Task instructions
Repeat each line exactly, leaving nothing out.

Dataset excerpts
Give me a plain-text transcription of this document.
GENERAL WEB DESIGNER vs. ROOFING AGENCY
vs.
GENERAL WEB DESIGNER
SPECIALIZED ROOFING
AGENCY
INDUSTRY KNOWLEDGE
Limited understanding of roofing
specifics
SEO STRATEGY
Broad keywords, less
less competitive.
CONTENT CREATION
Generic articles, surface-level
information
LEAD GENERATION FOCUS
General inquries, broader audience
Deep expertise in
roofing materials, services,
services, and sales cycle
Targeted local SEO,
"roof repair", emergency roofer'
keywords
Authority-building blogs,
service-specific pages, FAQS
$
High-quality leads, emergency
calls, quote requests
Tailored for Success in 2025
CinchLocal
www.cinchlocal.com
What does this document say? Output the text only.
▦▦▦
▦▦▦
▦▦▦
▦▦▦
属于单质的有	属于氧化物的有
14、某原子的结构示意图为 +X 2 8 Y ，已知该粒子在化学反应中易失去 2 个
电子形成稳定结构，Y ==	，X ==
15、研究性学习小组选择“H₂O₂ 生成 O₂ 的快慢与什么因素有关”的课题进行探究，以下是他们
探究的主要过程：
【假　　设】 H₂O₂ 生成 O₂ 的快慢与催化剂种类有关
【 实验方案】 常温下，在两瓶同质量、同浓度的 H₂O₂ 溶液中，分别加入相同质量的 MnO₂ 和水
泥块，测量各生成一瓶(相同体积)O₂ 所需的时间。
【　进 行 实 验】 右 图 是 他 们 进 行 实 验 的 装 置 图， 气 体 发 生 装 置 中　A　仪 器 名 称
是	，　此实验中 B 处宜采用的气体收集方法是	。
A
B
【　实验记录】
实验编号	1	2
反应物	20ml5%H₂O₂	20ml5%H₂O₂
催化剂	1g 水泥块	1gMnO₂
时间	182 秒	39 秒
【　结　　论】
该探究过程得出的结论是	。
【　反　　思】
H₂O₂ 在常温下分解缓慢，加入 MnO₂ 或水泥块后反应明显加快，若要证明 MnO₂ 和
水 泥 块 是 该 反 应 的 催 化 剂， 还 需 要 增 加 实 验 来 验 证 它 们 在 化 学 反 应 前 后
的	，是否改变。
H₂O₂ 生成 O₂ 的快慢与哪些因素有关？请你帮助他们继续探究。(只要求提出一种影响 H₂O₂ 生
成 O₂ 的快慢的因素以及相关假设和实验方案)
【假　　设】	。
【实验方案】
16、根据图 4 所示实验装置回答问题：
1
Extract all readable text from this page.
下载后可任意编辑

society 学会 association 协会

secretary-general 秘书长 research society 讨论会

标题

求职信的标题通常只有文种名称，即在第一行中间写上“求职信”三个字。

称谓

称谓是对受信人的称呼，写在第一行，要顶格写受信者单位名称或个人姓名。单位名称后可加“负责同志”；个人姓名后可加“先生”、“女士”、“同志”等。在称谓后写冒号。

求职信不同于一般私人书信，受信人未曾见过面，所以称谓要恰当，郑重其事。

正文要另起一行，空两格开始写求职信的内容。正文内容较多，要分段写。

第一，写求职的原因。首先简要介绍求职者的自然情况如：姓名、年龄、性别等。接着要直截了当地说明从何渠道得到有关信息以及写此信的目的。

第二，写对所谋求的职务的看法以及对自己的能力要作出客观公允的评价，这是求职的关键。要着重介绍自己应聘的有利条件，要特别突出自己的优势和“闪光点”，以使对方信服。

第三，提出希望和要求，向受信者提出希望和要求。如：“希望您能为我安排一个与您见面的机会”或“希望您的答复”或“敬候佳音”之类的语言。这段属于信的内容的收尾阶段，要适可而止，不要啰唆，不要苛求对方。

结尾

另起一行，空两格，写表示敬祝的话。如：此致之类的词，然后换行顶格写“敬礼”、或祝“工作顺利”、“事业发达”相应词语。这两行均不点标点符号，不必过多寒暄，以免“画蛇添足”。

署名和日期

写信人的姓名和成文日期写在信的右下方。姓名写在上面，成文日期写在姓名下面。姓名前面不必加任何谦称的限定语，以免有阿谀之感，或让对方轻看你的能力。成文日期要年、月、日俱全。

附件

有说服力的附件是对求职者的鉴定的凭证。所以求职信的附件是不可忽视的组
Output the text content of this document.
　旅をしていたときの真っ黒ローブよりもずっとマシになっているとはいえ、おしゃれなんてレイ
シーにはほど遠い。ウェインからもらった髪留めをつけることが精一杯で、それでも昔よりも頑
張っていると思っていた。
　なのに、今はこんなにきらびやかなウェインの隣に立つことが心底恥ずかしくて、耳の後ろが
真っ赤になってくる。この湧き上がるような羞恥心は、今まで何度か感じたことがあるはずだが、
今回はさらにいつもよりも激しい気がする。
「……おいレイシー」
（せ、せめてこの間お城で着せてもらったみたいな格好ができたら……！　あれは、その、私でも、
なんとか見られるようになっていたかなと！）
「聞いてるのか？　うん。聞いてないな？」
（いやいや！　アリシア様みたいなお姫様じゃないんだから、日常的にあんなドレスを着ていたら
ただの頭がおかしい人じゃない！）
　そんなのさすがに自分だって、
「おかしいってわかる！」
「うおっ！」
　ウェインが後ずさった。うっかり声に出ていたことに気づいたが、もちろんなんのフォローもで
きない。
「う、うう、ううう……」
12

Finished exercise
Give me a plain-text transcription of this document.
GENERAL WEB DESIGNER vs. ROOFING AGENCY
vs.
GENERAL WEB DESIGNER
SPECIALIZED ROOFING
AGENCY
INDUSTRY KNOWLEDGE
Limited understanding of roofing
specifics
SEO STRATEGY
Broad keywords, less
less competitive.
CONTENT CREATION
Generic articles, surface-level
information
LEAD GENERATION FOCUS
General inquries, broader audience
Deep expertise in
roofing materials, services,
services, and sales cycle
Targeted local SEO,
"roof repair", emergency roofer'
keywords
Authority-building blogs,
service-specific pages, FAQS
$
High-quality leads, emergency
calls, quote requests
Tailored for Success in 2025
CinchLocal
www.cinchlocal.com
What does this document say? Output the text only.
▦▦▦
▦▦▦
▦▦▦
▦▦▦
属于单质的有	属于氧化物的有
14、某原子的结构示意图为 +X 2 8 Y ，已知该粒子在化学反应中易失去 2 个
电子形成稳定结构，Y ==	，X ==
15、研究性学习小组选择“H₂O₂ 生成 O₂ 的快慢与什么因素有关”的课题进行探究，以下是他们
探究的主要过程：
【假　　设】 H₂O₂ 生成 O₂ 的快慢与催化剂种类有关
【 实验方案】 常温下，在两瓶同质量、同浓度的 H₂O₂ 溶液中，分别加入相同质量的 MnO₂ 和水
泥块，测量各生成一瓶(相同体积)O₂ 所需的时间。
【　进 行 实 验】 右 图 是 他 们 进 行 实 验 的 装 置 图， 气 体 发 生 装 置 中　A　仪 器 名 称
是	，　此实验中 B 处宜采用的气体收集方法是	。
A
B
【　实验记录】
实验编号	1	2
反应物	20ml5%H₂O₂	20ml5%H₂O₂
催化剂	1g 水泥块	1gMnO₂
时间	182 秒	39 秒
【　结　　论】
该探究过程得出的结论是	。
【　反　　思】
H₂O₂ 在常温下分解缓慢，加入 MnO₂ 或水泥块后反应明显加快，若要证明 MnO₂ 和
水 泥 块 是 该 反 应 的 催 化 剂， 还 需 要 增 加 实 验 来 验 证 它 们 在 化 学 反 应 前 后
的	，是否改变。
H₂O₂ 生成 O₂ 的快慢与哪些因素有关？请你帮助他们继续探究。(只要求提出一种影响 H₂O₂ 生
成 O₂ 的快慢的因素以及相关假设和实验方案)
【假　　设】	。
【实验方案】
16、根据图 4 所示实验装置回答问题：
1
Extract all readable text from this page.
下载后可任意编辑

society 学会 association 协会

secretary-general 秘书长 research society 讨论会

标题

求职信的标题通常只有文种名称，即在第一行中间写上“求职信”三个字。

称谓

称谓是对受信人的称呼，写在第一行，要顶格写受信者单位名称或个人姓名。单位名称后可加“负责同志”；个人姓名后可加“先生”、“女士”、“同志”等。在称谓后写冒号。

求职信不同于一般私人书信，受信人未曾见过面，所以称谓要恰当，郑重其事。

正文要另起一行，空两格开始写求职信的内容。正文内容较多，要分段写。

第一，写求职的原因。首先简要介绍求职者的自然情况如：姓名、年龄、性别等。接着要直截了当地说明从何渠道得到有关信息以及写此信的目的。

第二，写对所谋求的职务的看法以及对自己的能力要作出客观公允的评价，这是求职的关键。要着重介绍自己应聘的有利条件，要特别突出自己的优势和“闪光点”，以使对方信服。

第三，提出希望和要求，向受信者提出希望和要求。如：“希望您能为我安排一个与您见面的机会”或“希望您的答复”或“敬候佳音”之类的语言。这段属于信的内容的收尾阶段，要适可而止，不要啰唆，不要苛求对方。

结尾

另起一行，空两格，写表示敬祝的话。如：此致之类的词，然后换行顶格写“敬礼”、或祝“工作顺利”、“事业发达”相应词语。这两行均不点标点符号，不必过多寒暄，以免“画蛇添足”。

署名和日期

写信人的姓名和成文日期写在信的右下方。姓名写在上面，成文日期写在姓名下面。姓名前面不必加任何谦称的限定语，以免有阿谀之感，或让对方轻看你的能力。成文日期要年、月、日俱全。

附件

有说服力的附件是对求职者的鉴定的凭证。所以求职信的附件是不可忽视的组
Output the text content of this document.
　旅をしていたときの真っ黒ローブよりもずっとマシになっているとはいえ、おしゃれなんてレイ
シーにはほど遠い。ウェインからもらった髪留めをつけることが精一杯で、それでも昔よりも頑
張っていると思っていた。
　なのに、今はこんなにきらびやかなウェインの隣に立つことが心底恥ずかしくて、耳の後ろが
真っ赤になってくる。この湧き上がるような羞恥心は、今まで何度か感じたことがあるはずだが、
今回はさらにいつもよりも激しい気がする。
「……おいレイシー」
（せ、せめてこの間お城で着せてもらったみたいな格好ができたら……！　あれは、その、私でも、
なんとか見られるようになっていたかなと！）
「聞いてるのか？　うん。聞いてないな？」
（いやいや！　アリシア様みたいなお姫様じゃないんだから、日常的にあんなドレスを着ていたら
ただの頭がおかしい人じゃない！）
　そんなのさすがに自分だって、
「おかしいってわかる！」
「うおっ！」
　ウェインが後ずさった。うっかり声に出ていたことに気づいたが、もちろんなんのフォローもで
きない。
「う、うう、ううう……」
12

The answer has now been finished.